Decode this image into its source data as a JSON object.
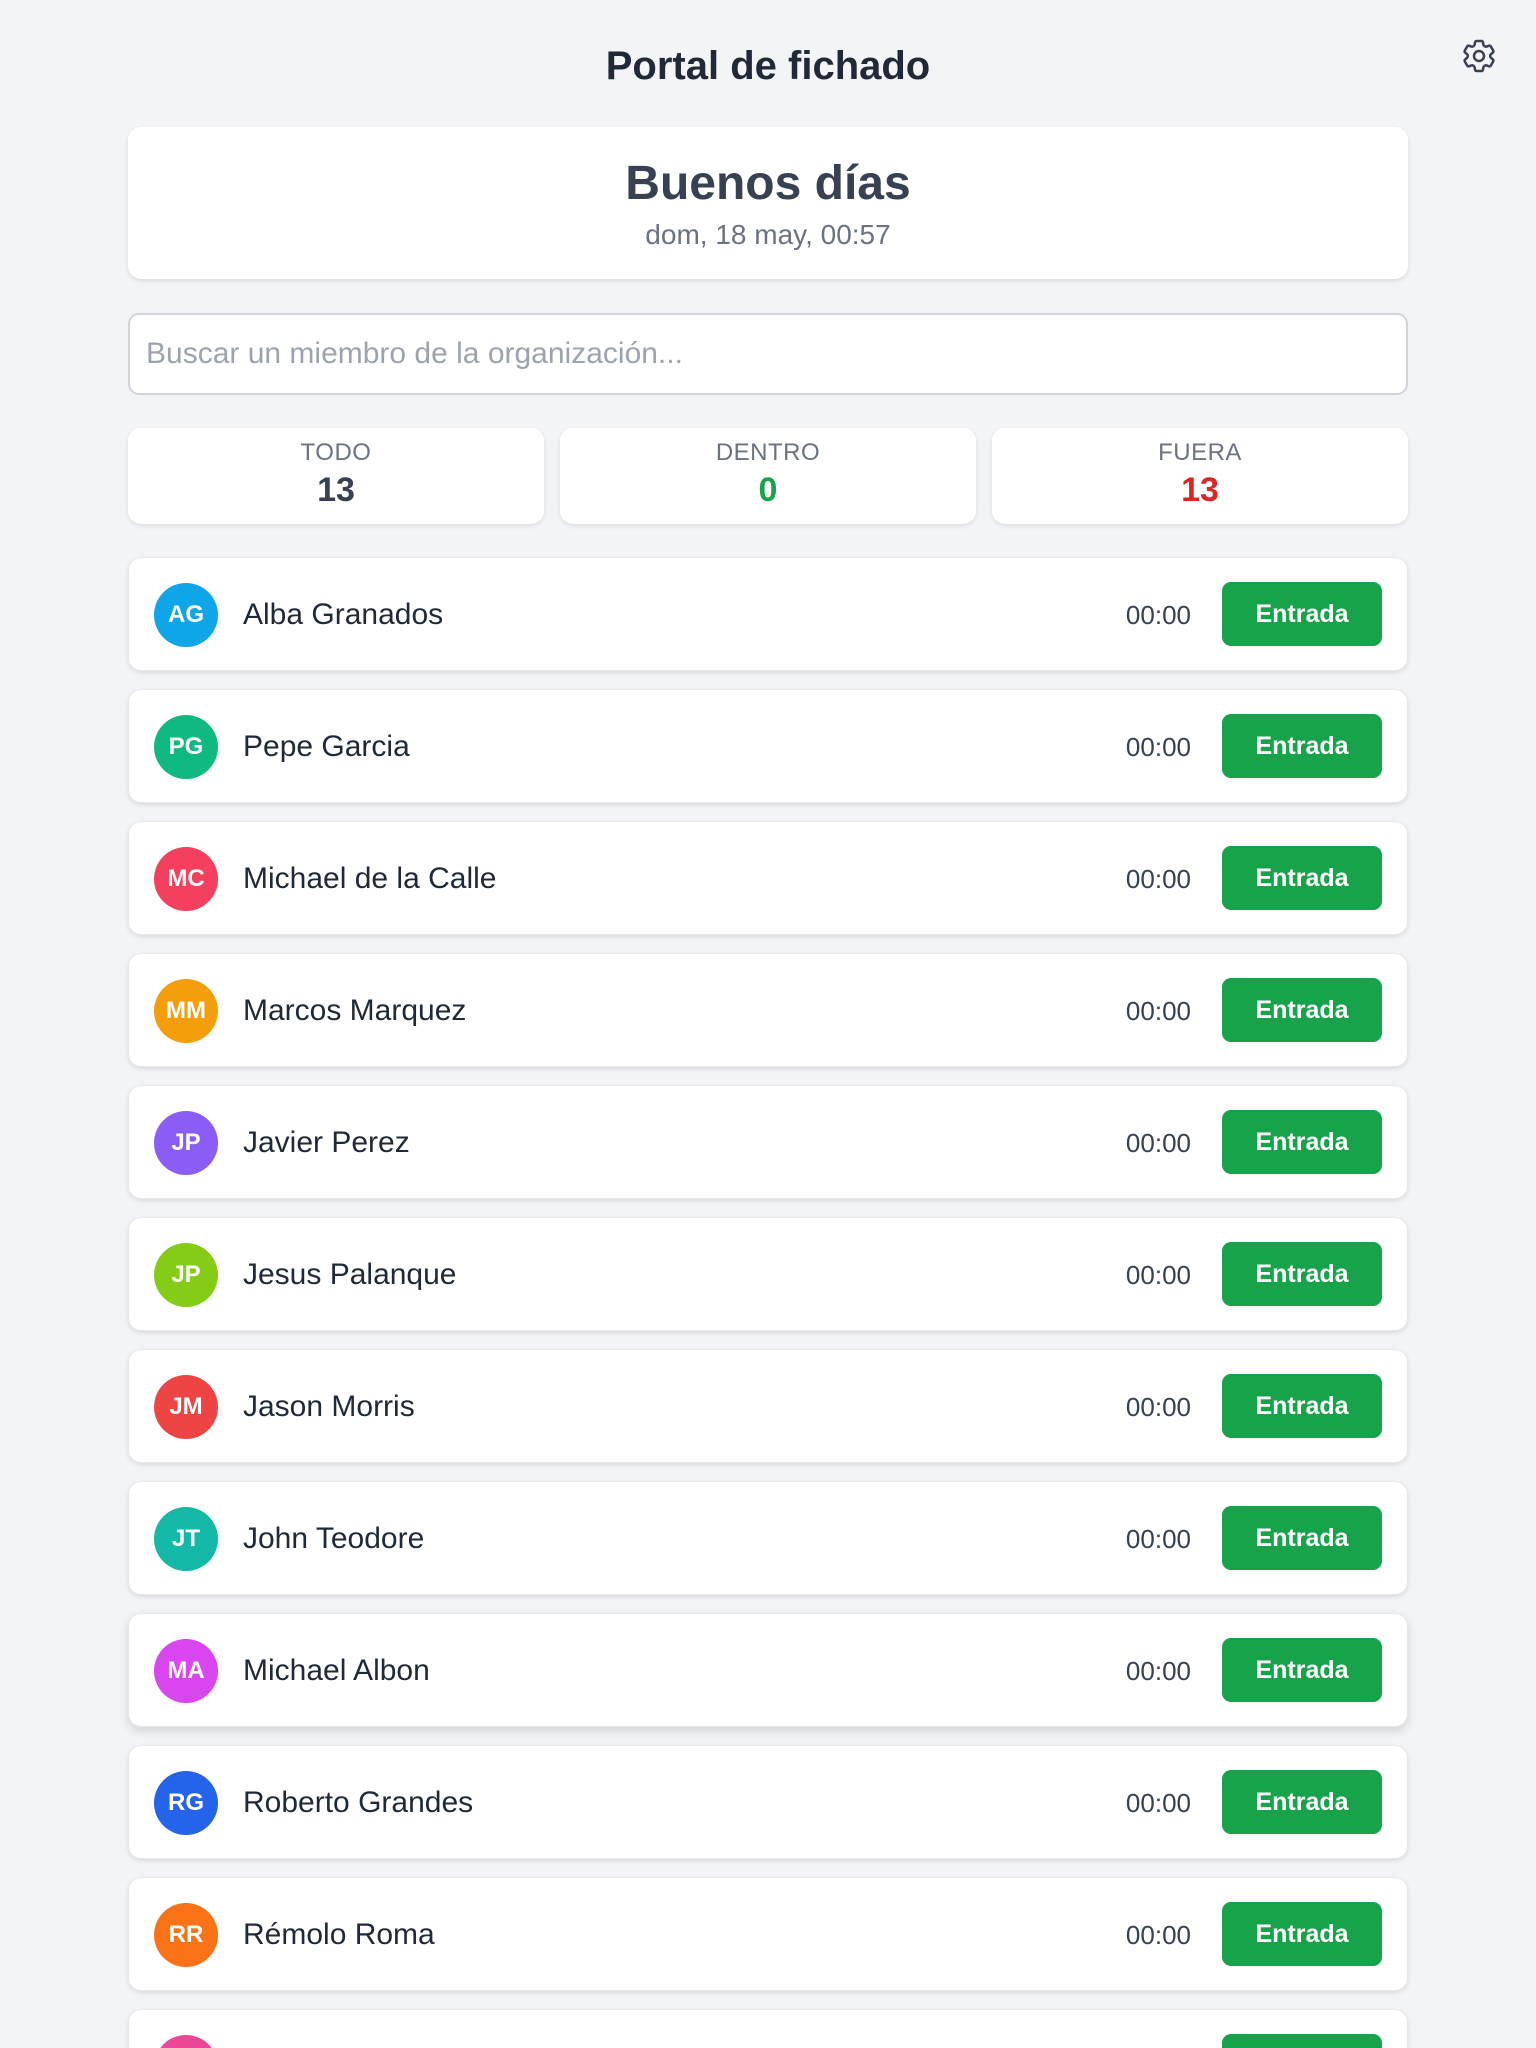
{
  "header": {
    "title": "Portal de fichado",
    "settings_icon": "gear-icon"
  },
  "greeting": {
    "title": "Buenos días",
    "date": "dom, 18 may, 00:57"
  },
  "search": {
    "placeholder": "Buscar un miembro de la organización..."
  },
  "stats": [
    {
      "label": "TODO",
      "value": "13",
      "color": "#374151"
    },
    {
      "label": "DENTRO",
      "value": "0",
      "color": "#16a34a"
    },
    {
      "label": "FUERA",
      "value": "13",
      "color": "#dc2626"
    }
  ],
  "members": [
    {
      "initials": "AG",
      "name": "Alba Granados",
      "time": "00:00",
      "action": "Entrada",
      "color": "#0ea5e9"
    },
    {
      "initials": "PG",
      "name": "Pepe Garcia",
      "time": "00:00",
      "action": "Entrada",
      "color": "#10b981"
    },
    {
      "initials": "MC",
      "name": "Michael de la Calle",
      "time": "00:00",
      "action": "Entrada",
      "color": "#f43f5e"
    },
    {
      "initials": "MM",
      "name": "Marcos Marquez",
      "time": "00:00",
      "action": "Entrada",
      "color": "#f59e0b"
    },
    {
      "initials": "JP",
      "name": "Javier Perez",
      "time": "00:00",
      "action": "Entrada",
      "color": "#8b5cf6"
    },
    {
      "initials": "JP",
      "name": "Jesus Palanque",
      "time": "00:00",
      "action": "Entrada",
      "color": "#84cc16"
    },
    {
      "initials": "JM",
      "name": "Jason Morris",
      "time": "00:00",
      "action": "Entrada",
      "color": "#ef4444"
    },
    {
      "initials": "JT",
      "name": "John Teodore",
      "time": "00:00",
      "action": "Entrada",
      "color": "#14b8a6"
    },
    {
      "initials": "MA",
      "name": "Michael Albon",
      "time": "00:00",
      "action": "Entrada",
      "color": "#d946ef"
    },
    {
      "initials": "RG",
      "name": "Roberto Grandes",
      "time": "00:00",
      "action": "Entrada",
      "color": "#2563eb"
    },
    {
      "initials": "RR",
      "name": "Rémolo Roma",
      "time": "00:00",
      "action": "Entrada",
      "color": "#f97316"
    },
    {
      "initials": "",
      "name": "",
      "time": "",
      "action": "",
      "color": "#ec4899"
    }
  ]
}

> _Work instructions_: Images must not appear in the copy; reproduce everything else in the records verbatim.

> _Exercise response_:
Decode this image into its source data as a JSON object.
{
  "header": {
    "title": "Portal de fichado",
    "settings_icon": "gear-icon"
  },
  "greeting": {
    "title": "Buenos días",
    "date": "dom, 18 may, 00:57"
  },
  "search": {
    "placeholder": "Buscar un miembro de la organización..."
  },
  "stats": [
    {
      "label": "TODO",
      "value": "13",
      "color": "#374151"
    },
    {
      "label": "DENTRO",
      "value": "0",
      "color": "#16a34a"
    },
    {
      "label": "FUERA",
      "value": "13",
      "color": "#dc2626"
    }
  ],
  "members": [
    {
      "initials": "AG",
      "name": "Alba Granados",
      "time": "00:00",
      "action": "Entrada",
      "color": "#0ea5e9"
    },
    {
      "initials": "PG",
      "name": "Pepe Garcia",
      "time": "00:00",
      "action": "Entrada",
      "color": "#10b981"
    },
    {
      "initials": "MC",
      "name": "Michael de la Calle",
      "time": "00:00",
      "action": "Entrada",
      "color": "#f43f5e"
    },
    {
      "initials": "MM",
      "name": "Marcos Marquez",
      "time": "00:00",
      "action": "Entrada",
      "color": "#f59e0b"
    },
    {
      "initials": "JP",
      "name": "Javier Perez",
      "time": "00:00",
      "action": "Entrada",
      "color": "#8b5cf6"
    },
    {
      "initials": "JP",
      "name": "Jesus Palanque",
      "time": "00:00",
      "action": "Entrada",
      "color": "#84cc16"
    },
    {
      "initials": "JM",
      "name": "Jason Morris",
      "time": "00:00",
      "action": "Entrada",
      "color": "#ef4444"
    },
    {
      "initials": "JT",
      "name": "John Teodore",
      "time": "00:00",
      "action": "Entrada",
      "color": "#14b8a6"
    },
    {
      "initials": "MA",
      "name": "Michael Albon",
      "time": "00:00",
      "action": "Entrada",
      "color": "#d946ef"
    },
    {
      "initials": "RG",
      "name": "Roberto Grandes",
      "time": "00:00",
      "action": "Entrada",
      "color": "#2563eb"
    },
    {
      "initials": "RR",
      "name": "Rémolo Roma",
      "time": "00:00",
      "action": "Entrada",
      "color": "#f97316"
    },
    {
      "initials": "",
      "name": "",
      "time": "",
      "action": "",
      "color": "#ec4899"
    }
  ]
}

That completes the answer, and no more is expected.